TASK BRIEF: Give a verbatim quotation of every record.
>> BEGIN
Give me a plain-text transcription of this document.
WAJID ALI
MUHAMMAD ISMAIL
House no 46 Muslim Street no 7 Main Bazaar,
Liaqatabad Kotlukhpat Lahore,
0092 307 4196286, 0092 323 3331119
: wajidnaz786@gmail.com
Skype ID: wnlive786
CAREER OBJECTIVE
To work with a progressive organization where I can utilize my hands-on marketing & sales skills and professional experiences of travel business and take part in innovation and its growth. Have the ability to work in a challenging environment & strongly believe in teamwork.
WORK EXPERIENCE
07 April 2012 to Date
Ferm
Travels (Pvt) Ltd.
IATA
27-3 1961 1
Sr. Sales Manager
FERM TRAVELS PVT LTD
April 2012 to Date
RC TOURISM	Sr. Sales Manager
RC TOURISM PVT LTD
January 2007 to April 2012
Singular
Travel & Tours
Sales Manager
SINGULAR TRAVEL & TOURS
>> END
SOLVED PROBLEM:
Give me a plain-text transcription of this document.
WAJID ALI
MUHAMMAD ISMAIL
House no 46 Muslim Street no 7 Main Bazaar,
Liaqatabad Kotlukhpat Lahore,
0092 307 4196286, 0092 323 3331119
: wajidnaz786@gmail.com
Skype ID: wnlive786
CAREER OBJECTIVE
To work with a progressive organization where I can utilize my hands-on marketing & sales skills and professional experiences of travel business and take part in innovation and its growth. Have the ability to work in a challenging environment & strongly believe in teamwork.
WORK EXPERIENCE
07 April 2012 to Date
Ferm
Travels (Pvt) Ltd.
IATA
27-3 1961 1
Sr. Sales Manager
FERM TRAVELS PVT LTD
April 2012 to Date
RC TOURISM	Sr. Sales Manager
RC TOURISM PVT LTD
January 2007 to April 2012
Singular
Travel & Tours
Sales Manager
SINGULAR TRAVEL & TOURS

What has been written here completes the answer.